▸ Stated task
What is the number of lines in these entries that include "screenshot"? Write that number and no other text.

▸ Data listing
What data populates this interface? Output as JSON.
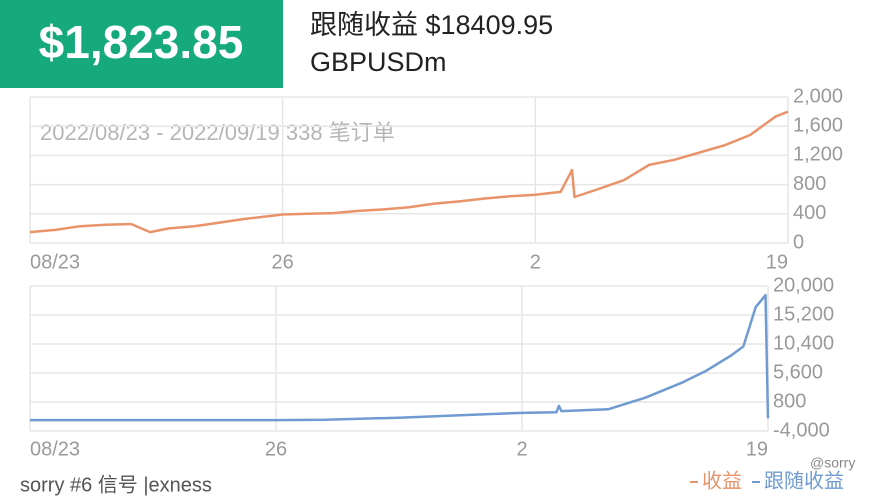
{
  "header": {
    "amount": "$1,823.85",
    "follow_profit": "跟随收益 $18409.95",
    "symbol": "GBPUSDm"
  },
  "footer": {
    "signal": "sorry #6 信号 |exness",
    "watermark": "@sorry"
  },
  "chart_data": [
    {
      "type": "line",
      "subtitle": "2022/08/23 - 2022/09/19 338 笔订单",
      "x": [
        0,
        2,
        4,
        6,
        8,
        9.5,
        11,
        13,
        15,
        17,
        20,
        22,
        24,
        26,
        28,
        30,
        32,
        34,
        36,
        38,
        40,
        42,
        42.9,
        43.1,
        45,
        47,
        49,
        51,
        53,
        55,
        57,
        59,
        60
      ],
      "series": [
        {
          "name": "收益",
          "color": "#e8936a",
          "values": [
            150,
            180,
            230,
            250,
            260,
            150,
            200,
            230,
            280,
            330,
            390,
            400,
            410,
            440,
            460,
            490,
            540,
            570,
            610,
            640,
            660,
            700,
            1000,
            630,
            740,
            860,
            1070,
            1140,
            1240,
            1340,
            1480,
            1730,
            1800
          ]
        }
      ],
      "xlim": [
        0,
        60
      ],
      "xticks": [
        {
          "value": 0,
          "label": "08/23"
        },
        {
          "value": 20,
          "label": "26"
        },
        {
          "value": 40,
          "label": "2"
        },
        {
          "value": 60,
          "label": "19"
        }
      ],
      "ylim": [
        0,
        2000
      ],
      "yticks": [
        0,
        400,
        800,
        {
          "value": 1200,
          "label": "1,200"
        },
        {
          "value": 1600,
          "label": "1,600"
        },
        {
          "value": 2000,
          "label": "2,000"
        }
      ],
      "grid": true
    },
    {
      "type": "line",
      "x": [
        0,
        10,
        20,
        24,
        30,
        36,
        40,
        42.8,
        43,
        43.2,
        47,
        50,
        53,
        55,
        57,
        58,
        59,
        59.6,
        59.8,
        60
      ],
      "series": [
        {
          "name": "跟随收益",
          "color": "#6f9bd1",
          "values": [
            -2200,
            -2200,
            -2200,
            -2150,
            -1800,
            -1300,
            -1000,
            -900,
            150,
            -700,
            -400,
            1500,
            4000,
            6000,
            8500,
            10000,
            16500,
            18000,
            18500,
            -1900
          ]
        }
      ],
      "xlim": [
        0,
        60
      ],
      "xticks": [
        {
          "value": 0,
          "label": "08/23"
        },
        {
          "value": 20,
          "label": "26"
        },
        {
          "value": 40,
          "label": "2"
        },
        {
          "value": 60,
          "label": "19"
        }
      ],
      "ylim": [
        -4000,
        20000
      ],
      "yticks": [
        {
          "value": -4000,
          "label": "-4,000"
        },
        800,
        {
          "value": 5600,
          "label": "5,600"
        },
        {
          "value": 10400,
          "label": "10,400"
        },
        {
          "value": 15200,
          "label": "15,200"
        },
        {
          "value": 20000,
          "label": "20,000"
        }
      ],
      "grid": true
    }
  ]
}
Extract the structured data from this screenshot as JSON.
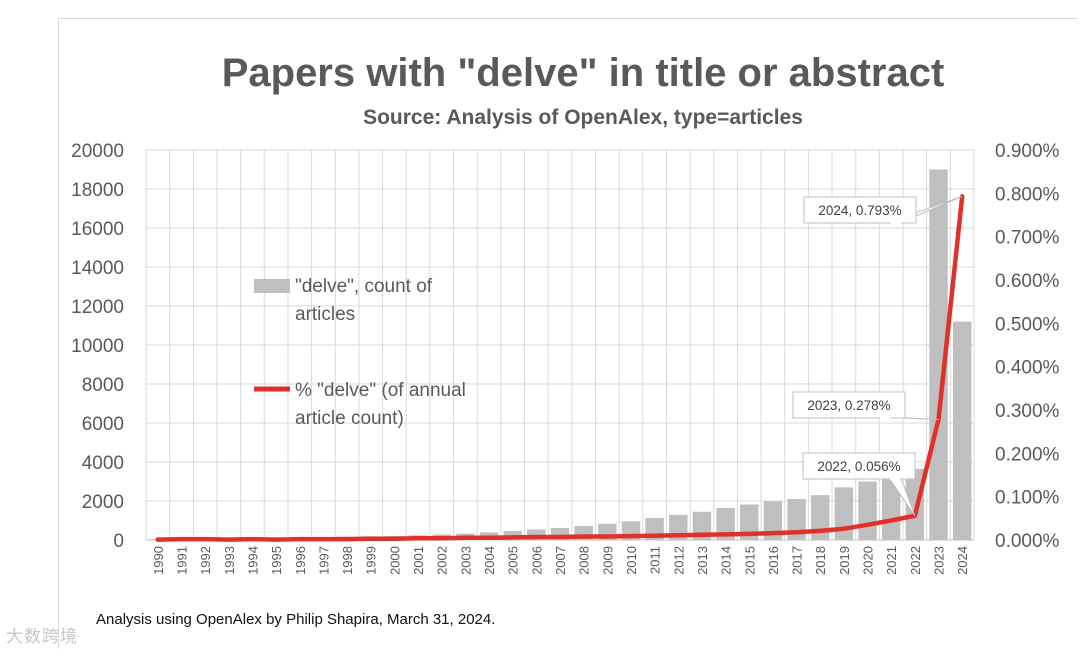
{
  "chart_data": {
    "type": "bar",
    "title": "Papers with \"delve\" in title or abstract",
    "subtitle": "Source: Analysis of OpenAlex, type=articles",
    "categories": [
      "1990",
      "1991",
      "1992",
      "1993",
      "1994",
      "1995",
      "1996",
      "1997",
      "1998",
      "1999",
      "2000",
      "2001",
      "2002",
      "2003",
      "2004",
      "2005",
      "2006",
      "2007",
      "2008",
      "2009",
      "2010",
      "2011",
      "2012",
      "2013",
      "2014",
      "2015",
      "2016",
      "2017",
      "2018",
      "2019",
      "2020",
      "2021",
      "2022",
      "2023",
      "2024"
    ],
    "series": [
      {
        "name": "\"delve\", count of articles",
        "kind": "bar",
        "axis": "left",
        "color": "#bfbfbf",
        "values": [
          40,
          60,
          70,
          80,
          100,
          110,
          130,
          150,
          170,
          190,
          210,
          240,
          280,
          330,
          390,
          460,
          540,
          620,
          720,
          830,
          960,
          1130,
          1290,
          1450,
          1640,
          1820,
          1980,
          2100,
          2300,
          2700,
          3000,
          3300,
          3650,
          19000,
          11200
        ]
      },
      {
        "name": "% \"delve\" (of annual article count)",
        "kind": "line",
        "axis": "right",
        "color": "#e0302a",
        "values": [
          0.001,
          0.002,
          0.002,
          0.001,
          0.002,
          0.001,
          0.002,
          0.002,
          0.002,
          0.003,
          0.003,
          0.004,
          0.004,
          0.005,
          0.005,
          0.006,
          0.007,
          0.007,
          0.008,
          0.008,
          0.009,
          0.01,
          0.011,
          0.012,
          0.013,
          0.014,
          0.016,
          0.018,
          0.021,
          0.026,
          0.035,
          0.045,
          0.056,
          0.278,
          0.793
        ]
      }
    ],
    "y_left": {
      "min": 0,
      "max": 20000,
      "ticks": [
        "0",
        "2000",
        "4000",
        "6000",
        "8000",
        "10000",
        "12000",
        "14000",
        "16000",
        "18000",
        "20000"
      ]
    },
    "y_right": {
      "min": 0,
      "max": 0.9,
      "ticks": [
        "0.000%",
        "0.100%",
        "0.200%",
        "0.300%",
        "0.400%",
        "0.500%",
        "0.600%",
        "0.700%",
        "0.800%",
        "0.900%"
      ]
    },
    "grid": true,
    "legend": {
      "placement": "left-inside",
      "bar_label_line1": "\"delve\", count of",
      "bar_label_line2": "articles",
      "line_label_line1": "% \"delve\" (of annual",
      "line_label_line2": "article count)"
    },
    "annotations": [
      {
        "index": 34,
        "text": "2024, 0.793%"
      },
      {
        "index": 33,
        "text": "2023, 0.278%"
      },
      {
        "index": 32,
        "text": "2022, 0.056%"
      }
    ]
  },
  "footer": "Analysis using OpenAlex by Philip Shapira, March 31, 2024.",
  "watermark": "大数跨境"
}
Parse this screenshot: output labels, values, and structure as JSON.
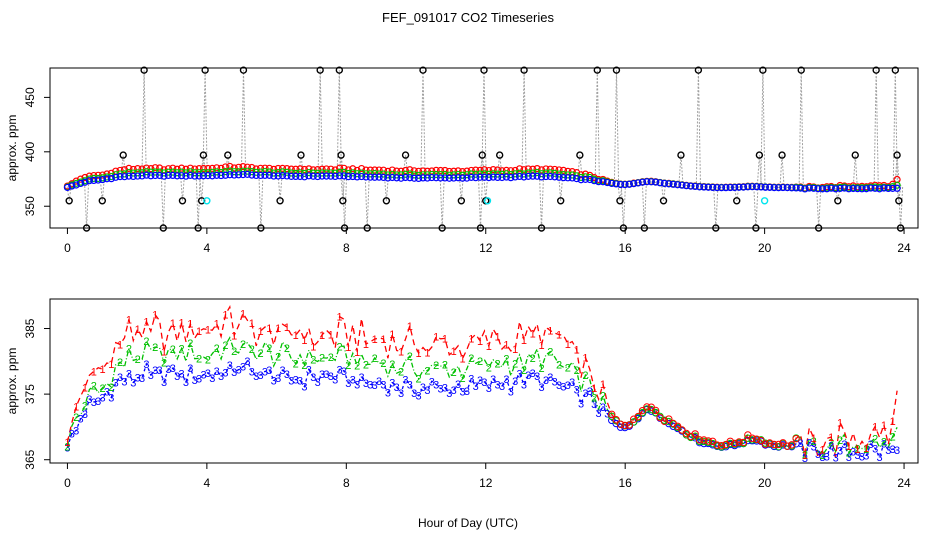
{
  "title": "FEF_091017  CO2 Timeseries",
  "colors": {
    "s1": "#ff0000",
    "s2": "#00c000",
    "s3": "#0000ff",
    "raw": "#000000",
    "flag": "#00e5ee",
    "line": "#a0a0a0"
  },
  "chart_data": [
    {
      "type": "scatter",
      "title": "FEF_091017  CO2 Timeseries",
      "xlabel": "",
      "ylabel": "approx. ppm",
      "xlim": [
        -0.5,
        24.4
      ],
      "ylim": [
        330,
        477
      ],
      "xticks": [
        0,
        4,
        8,
        12,
        16,
        20,
        24
      ],
      "yticks": [
        350,
        400,
        450
      ],
      "raw_spikes": [
        {
          "x": 0.05,
          "y": 355
        },
        {
          "x": 0.55,
          "y": 330
        },
        {
          "x": 1.0,
          "y": 355
        },
        {
          "x": 1.6,
          "y": 397
        },
        {
          "x": 2.2,
          "y": 475
        },
        {
          "x": 2.75,
          "y": 330
        },
        {
          "x": 3.3,
          "y": 355
        },
        {
          "x": 3.75,
          "y": 330
        },
        {
          "x": 3.85,
          "y": 355
        },
        {
          "x": 3.9,
          "y": 397
        },
        {
          "x": 3.95,
          "y": 475
        },
        {
          "x": 4.6,
          "y": 397
        },
        {
          "x": 5.05,
          "y": 475
        },
        {
          "x": 5.55,
          "y": 330
        },
        {
          "x": 6.1,
          "y": 355
        },
        {
          "x": 6.7,
          "y": 397
        },
        {
          "x": 7.25,
          "y": 475
        },
        {
          "x": 7.8,
          "y": 475
        },
        {
          "x": 7.85,
          "y": 397
        },
        {
          "x": 7.9,
          "y": 355
        },
        {
          "x": 7.95,
          "y": 330
        },
        {
          "x": 8.6,
          "y": 330
        },
        {
          "x": 9.15,
          "y": 355
        },
        {
          "x": 9.7,
          "y": 397
        },
        {
          "x": 10.2,
          "y": 475
        },
        {
          "x": 10.75,
          "y": 330
        },
        {
          "x": 11.3,
          "y": 355
        },
        {
          "x": 11.85,
          "y": 330
        },
        {
          "x": 11.9,
          "y": 397
        },
        {
          "x": 11.95,
          "y": 475
        },
        {
          "x": 12.0,
          "y": 355
        },
        {
          "x": 12.4,
          "y": 397
        },
        {
          "x": 13.1,
          "y": 475
        },
        {
          "x": 13.6,
          "y": 330
        },
        {
          "x": 14.15,
          "y": 355
        },
        {
          "x": 14.7,
          "y": 397
        },
        {
          "x": 15.2,
          "y": 475
        },
        {
          "x": 15.75,
          "y": 475
        },
        {
          "x": 15.85,
          "y": 355
        },
        {
          "x": 15.95,
          "y": 330
        },
        {
          "x": 16.55,
          "y": 330
        },
        {
          "x": 17.1,
          "y": 355
        },
        {
          "x": 17.6,
          "y": 397
        },
        {
          "x": 18.1,
          "y": 475
        },
        {
          "x": 18.6,
          "y": 330
        },
        {
          "x": 19.2,
          "y": 355
        },
        {
          "x": 19.75,
          "y": 330
        },
        {
          "x": 19.85,
          "y": 397
        },
        {
          "x": 19.95,
          "y": 475
        },
        {
          "x": 20.5,
          "y": 397
        },
        {
          "x": 21.05,
          "y": 475
        },
        {
          "x": 21.55,
          "y": 330
        },
        {
          "x": 22.1,
          "y": 355
        },
        {
          "x": 22.6,
          "y": 397
        },
        {
          "x": 23.2,
          "y": 475
        },
        {
          "x": 23.75,
          "y": 475
        },
        {
          "x": 23.8,
          "y": 397
        },
        {
          "x": 23.85,
          "y": 355
        },
        {
          "x": 23.9,
          "y": 330
        }
      ],
      "flagged_points": [
        {
          "x": 4.0,
          "y": 355
        },
        {
          "x": 12.05,
          "y": 355
        },
        {
          "x": 20.0,
          "y": 355
        }
      ]
    },
    {
      "type": "line",
      "title": "",
      "xlabel": "Hour of Day (UTC)",
      "ylabel": "approx. ppm",
      "xlim": [
        -0.5,
        24.4
      ],
      "ylim": [
        364.5,
        389.5
      ],
      "xticks": [
        0,
        4,
        8,
        12,
        16,
        20,
        24
      ],
      "yticks": [
        365,
        375,
        385
      ],
      "series_labels": [
        "1",
        "2",
        "3"
      ],
      "anchors_hour": [
        0.0,
        0.15,
        0.3,
        0.45,
        0.55,
        0.7,
        0.85,
        1.0,
        1.2,
        1.5,
        1.8,
        2.1,
        2.5,
        3.0,
        3.5,
        4.0,
        4.5,
        5.0,
        5.5,
        6.0,
        6.5,
        7.0,
        7.5,
        8.0,
        8.5,
        9.0,
        9.5,
        10.0,
        10.5,
        11.0,
        11.5,
        12.0,
        12.5,
        13.0,
        13.5,
        14.0,
        14.5,
        15.0,
        15.3,
        15.6,
        15.9,
        16.1,
        16.3,
        16.5,
        16.7,
        16.9,
        17.1,
        17.4,
        17.7,
        18.0,
        18.3,
        18.6,
        19.0,
        19.4,
        19.7,
        19.95,
        20.3,
        20.7,
        21.0,
        21.5,
        22.0,
        22.5,
        23.0,
        23.3,
        23.5,
        23.65,
        23.8
      ],
      "series": [
        {
          "name": "1",
          "values": [
            369.0,
            371.0,
            374.0,
            376.0,
            377.0,
            378.0,
            378.0,
            378.5,
            380.0,
            383.0,
            384.0,
            384.5,
            384.5,
            384.5,
            384.5,
            384.5,
            385.5,
            386.0,
            385.0,
            384.5,
            384.0,
            384.0,
            384.0,
            384.0,
            383.5,
            383.0,
            382.5,
            382.5,
            382.5,
            382.5,
            382.5,
            383.0,
            383.0,
            383.5,
            384.0,
            383.5,
            381.0,
            378.0,
            374.0,
            372.0,
            370.0,
            370.5,
            371.5,
            372.5,
            373.0,
            372.5,
            371.5,
            370.5,
            369.5,
            368.5,
            368.0,
            367.5,
            367.5,
            368.0,
            368.5,
            368.0,
            367.5,
            367.5,
            367.0,
            367.5,
            368.0,
            368.5,
            368.5,
            369.0,
            368.0,
            369.0,
            374.0
          ]
        },
        {
          "name": "2",
          "values": [
            368.0,
            369.5,
            371.5,
            373.0,
            374.0,
            375.0,
            375.5,
            376.0,
            377.5,
            379.5,
            380.5,
            381.0,
            381.0,
            381.0,
            381.0,
            381.0,
            381.5,
            382.0,
            381.5,
            381.0,
            380.5,
            380.5,
            380.5,
            380.5,
            380.0,
            379.5,
            379.0,
            379.0,
            379.0,
            379.0,
            379.0,
            379.5,
            379.5,
            380.0,
            380.5,
            380.0,
            378.0,
            376.0,
            373.0,
            371.5,
            370.0,
            370.3,
            371.3,
            372.3,
            372.8,
            372.3,
            371.3,
            370.3,
            369.3,
            368.3,
            367.8,
            367.3,
            367.3,
            367.8,
            368.3,
            367.8,
            367.3,
            367.3,
            366.6,
            366.8,
            367.0,
            367.0,
            367.2,
            367.4,
            367.2,
            367.5,
            369.0
          ]
        },
        {
          "name": "3",
          "values": [
            367.5,
            368.5,
            370.0,
            371.5,
            372.5,
            373.5,
            374.0,
            374.5,
            375.5,
            377.0,
            377.5,
            378.0,
            378.0,
            378.0,
            378.0,
            378.0,
            378.5,
            379.0,
            378.5,
            378.0,
            377.5,
            377.5,
            377.5,
            377.5,
            377.0,
            376.5,
            376.0,
            376.0,
            376.0,
            376.0,
            376.0,
            376.5,
            376.5,
            377.0,
            377.5,
            377.0,
            375.5,
            374.0,
            372.5,
            371.0,
            369.8,
            370.1,
            371.1,
            372.1,
            372.6,
            372.1,
            371.1,
            370.1,
            369.1,
            368.1,
            367.6,
            367.1,
            367.1,
            367.6,
            368.1,
            367.6,
            367.1,
            367.1,
            366.2,
            366.2,
            366.3,
            366.3,
            366.3,
            366.3,
            366.3,
            366.3,
            366.5
          ]
        }
      ]
    }
  ]
}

▸ Final answer
2